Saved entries
■ ■ ■ ■ ■ ■ ■
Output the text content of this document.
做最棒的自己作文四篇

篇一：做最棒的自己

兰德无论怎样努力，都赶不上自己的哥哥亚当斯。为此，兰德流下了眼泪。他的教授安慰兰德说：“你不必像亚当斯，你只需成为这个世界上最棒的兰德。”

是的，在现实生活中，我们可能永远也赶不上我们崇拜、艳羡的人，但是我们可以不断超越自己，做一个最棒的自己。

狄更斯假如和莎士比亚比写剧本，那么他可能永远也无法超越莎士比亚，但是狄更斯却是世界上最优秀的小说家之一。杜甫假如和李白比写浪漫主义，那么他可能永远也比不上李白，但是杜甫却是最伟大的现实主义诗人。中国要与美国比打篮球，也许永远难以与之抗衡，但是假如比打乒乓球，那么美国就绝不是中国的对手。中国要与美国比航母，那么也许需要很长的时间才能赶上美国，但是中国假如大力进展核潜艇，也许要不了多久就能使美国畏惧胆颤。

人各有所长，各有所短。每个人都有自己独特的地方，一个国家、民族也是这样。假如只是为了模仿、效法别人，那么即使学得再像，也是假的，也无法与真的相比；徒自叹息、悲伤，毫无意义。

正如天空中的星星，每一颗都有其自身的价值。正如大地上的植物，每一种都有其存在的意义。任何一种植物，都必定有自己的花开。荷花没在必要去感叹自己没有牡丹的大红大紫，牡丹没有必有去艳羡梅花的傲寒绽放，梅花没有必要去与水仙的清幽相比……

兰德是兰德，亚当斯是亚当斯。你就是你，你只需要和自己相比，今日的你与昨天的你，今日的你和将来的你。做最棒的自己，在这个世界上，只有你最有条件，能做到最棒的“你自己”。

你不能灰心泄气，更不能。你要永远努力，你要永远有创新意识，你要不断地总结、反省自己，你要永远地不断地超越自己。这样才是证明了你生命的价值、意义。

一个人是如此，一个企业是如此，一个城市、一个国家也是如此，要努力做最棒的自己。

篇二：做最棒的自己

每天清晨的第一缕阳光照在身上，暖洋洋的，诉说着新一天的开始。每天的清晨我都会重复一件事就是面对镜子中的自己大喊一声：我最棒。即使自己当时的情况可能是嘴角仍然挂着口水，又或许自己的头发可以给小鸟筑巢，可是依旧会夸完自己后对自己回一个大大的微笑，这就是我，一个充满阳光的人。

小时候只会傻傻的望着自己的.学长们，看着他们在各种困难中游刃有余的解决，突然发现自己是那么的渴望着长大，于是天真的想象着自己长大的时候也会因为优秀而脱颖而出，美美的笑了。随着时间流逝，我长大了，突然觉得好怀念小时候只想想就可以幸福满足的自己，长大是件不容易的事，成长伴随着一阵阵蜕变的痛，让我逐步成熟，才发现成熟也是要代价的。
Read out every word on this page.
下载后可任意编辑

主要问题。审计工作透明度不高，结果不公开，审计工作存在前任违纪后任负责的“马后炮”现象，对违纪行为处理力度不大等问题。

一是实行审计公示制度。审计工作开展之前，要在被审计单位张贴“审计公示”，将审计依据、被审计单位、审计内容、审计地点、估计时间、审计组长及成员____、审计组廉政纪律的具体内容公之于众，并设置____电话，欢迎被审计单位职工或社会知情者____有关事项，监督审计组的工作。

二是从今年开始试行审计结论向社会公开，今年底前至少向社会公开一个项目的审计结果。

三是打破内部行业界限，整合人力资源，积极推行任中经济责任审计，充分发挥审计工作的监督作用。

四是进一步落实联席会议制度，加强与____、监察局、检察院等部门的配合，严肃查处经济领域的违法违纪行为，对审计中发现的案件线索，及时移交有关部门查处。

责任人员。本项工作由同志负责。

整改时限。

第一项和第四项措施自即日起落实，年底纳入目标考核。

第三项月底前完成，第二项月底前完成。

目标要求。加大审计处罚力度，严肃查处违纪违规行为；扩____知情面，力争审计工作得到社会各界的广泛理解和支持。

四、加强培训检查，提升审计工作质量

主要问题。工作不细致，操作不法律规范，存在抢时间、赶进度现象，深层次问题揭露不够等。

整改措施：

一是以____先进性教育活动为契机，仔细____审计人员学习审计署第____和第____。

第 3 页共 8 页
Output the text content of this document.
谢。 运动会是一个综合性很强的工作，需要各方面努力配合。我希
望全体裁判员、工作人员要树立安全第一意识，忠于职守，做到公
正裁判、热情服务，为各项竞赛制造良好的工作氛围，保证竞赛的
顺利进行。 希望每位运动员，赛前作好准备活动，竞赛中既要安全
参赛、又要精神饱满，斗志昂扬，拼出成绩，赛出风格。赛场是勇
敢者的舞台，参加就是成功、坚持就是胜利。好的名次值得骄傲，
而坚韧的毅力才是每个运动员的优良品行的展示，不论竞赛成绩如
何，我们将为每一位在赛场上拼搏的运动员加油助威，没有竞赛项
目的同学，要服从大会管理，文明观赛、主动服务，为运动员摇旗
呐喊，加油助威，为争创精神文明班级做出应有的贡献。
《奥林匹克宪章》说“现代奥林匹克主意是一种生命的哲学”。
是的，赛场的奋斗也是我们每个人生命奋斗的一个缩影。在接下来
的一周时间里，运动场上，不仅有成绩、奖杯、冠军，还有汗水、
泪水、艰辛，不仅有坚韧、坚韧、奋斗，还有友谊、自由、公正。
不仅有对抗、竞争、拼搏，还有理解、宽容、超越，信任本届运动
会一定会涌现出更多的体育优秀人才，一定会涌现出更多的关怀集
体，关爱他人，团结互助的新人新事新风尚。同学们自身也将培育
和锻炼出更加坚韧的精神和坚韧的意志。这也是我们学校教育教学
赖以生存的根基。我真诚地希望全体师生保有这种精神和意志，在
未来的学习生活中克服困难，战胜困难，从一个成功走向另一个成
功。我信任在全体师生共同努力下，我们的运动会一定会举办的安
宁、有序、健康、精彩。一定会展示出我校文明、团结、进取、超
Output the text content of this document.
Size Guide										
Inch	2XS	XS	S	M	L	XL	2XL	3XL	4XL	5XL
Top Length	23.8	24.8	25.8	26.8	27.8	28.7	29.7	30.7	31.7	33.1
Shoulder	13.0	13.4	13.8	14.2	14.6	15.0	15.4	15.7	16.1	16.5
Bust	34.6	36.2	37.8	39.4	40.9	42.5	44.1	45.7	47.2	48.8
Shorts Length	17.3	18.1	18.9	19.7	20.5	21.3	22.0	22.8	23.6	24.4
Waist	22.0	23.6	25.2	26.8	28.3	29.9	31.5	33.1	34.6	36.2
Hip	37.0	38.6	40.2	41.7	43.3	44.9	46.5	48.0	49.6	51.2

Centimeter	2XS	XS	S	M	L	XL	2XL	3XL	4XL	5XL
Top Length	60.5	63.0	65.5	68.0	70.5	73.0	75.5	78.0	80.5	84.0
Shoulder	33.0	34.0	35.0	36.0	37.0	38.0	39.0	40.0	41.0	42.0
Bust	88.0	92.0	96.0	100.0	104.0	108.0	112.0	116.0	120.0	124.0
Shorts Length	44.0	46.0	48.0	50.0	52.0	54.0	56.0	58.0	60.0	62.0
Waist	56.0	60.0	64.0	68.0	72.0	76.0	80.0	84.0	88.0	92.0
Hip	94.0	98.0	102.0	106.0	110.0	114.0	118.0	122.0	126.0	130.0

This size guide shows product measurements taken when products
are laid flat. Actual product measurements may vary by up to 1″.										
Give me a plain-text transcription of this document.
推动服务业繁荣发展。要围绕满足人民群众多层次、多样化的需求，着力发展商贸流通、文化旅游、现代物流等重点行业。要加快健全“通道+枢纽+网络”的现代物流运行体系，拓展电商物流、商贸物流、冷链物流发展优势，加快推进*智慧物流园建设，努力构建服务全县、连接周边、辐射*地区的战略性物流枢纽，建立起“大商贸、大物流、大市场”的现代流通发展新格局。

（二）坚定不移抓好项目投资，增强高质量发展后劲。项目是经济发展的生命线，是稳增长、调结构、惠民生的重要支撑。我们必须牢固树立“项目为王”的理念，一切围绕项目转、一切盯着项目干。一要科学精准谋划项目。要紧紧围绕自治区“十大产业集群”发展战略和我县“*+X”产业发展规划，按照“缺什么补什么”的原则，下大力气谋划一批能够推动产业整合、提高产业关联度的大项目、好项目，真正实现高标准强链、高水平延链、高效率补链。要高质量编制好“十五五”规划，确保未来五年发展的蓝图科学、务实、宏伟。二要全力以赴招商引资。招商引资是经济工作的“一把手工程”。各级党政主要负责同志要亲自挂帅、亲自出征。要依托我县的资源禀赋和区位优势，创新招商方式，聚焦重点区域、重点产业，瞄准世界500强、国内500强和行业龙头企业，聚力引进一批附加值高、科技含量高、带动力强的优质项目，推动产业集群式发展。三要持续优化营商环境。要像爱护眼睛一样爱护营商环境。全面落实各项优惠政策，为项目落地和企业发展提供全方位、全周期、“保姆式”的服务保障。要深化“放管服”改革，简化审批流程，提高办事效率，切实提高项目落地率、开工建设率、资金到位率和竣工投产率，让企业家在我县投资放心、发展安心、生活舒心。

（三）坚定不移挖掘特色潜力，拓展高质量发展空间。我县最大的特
■ ■ ■ ■ ■ ■ ■
= Task to carry out =
Find the word "Length" in the entries, and copy every line it shows up in.

= Expected answer =
Top Length	23.8	24.8	25.8	26.8	27.8	28.7	29.7	30.7	31.7	33.1
Shorts Length	17.3	18.1	18.9	19.7	20.5	21.3	22.0	22.8	23.6	24.4
Top Length	60.5	63.0	65.5	68.0	70.5	73.0	75.5	78.0	80.5	84.0
Shorts Length	44.0	46.0	48.0	50.0	52.0	54.0	56.0	58.0	60.0	62.0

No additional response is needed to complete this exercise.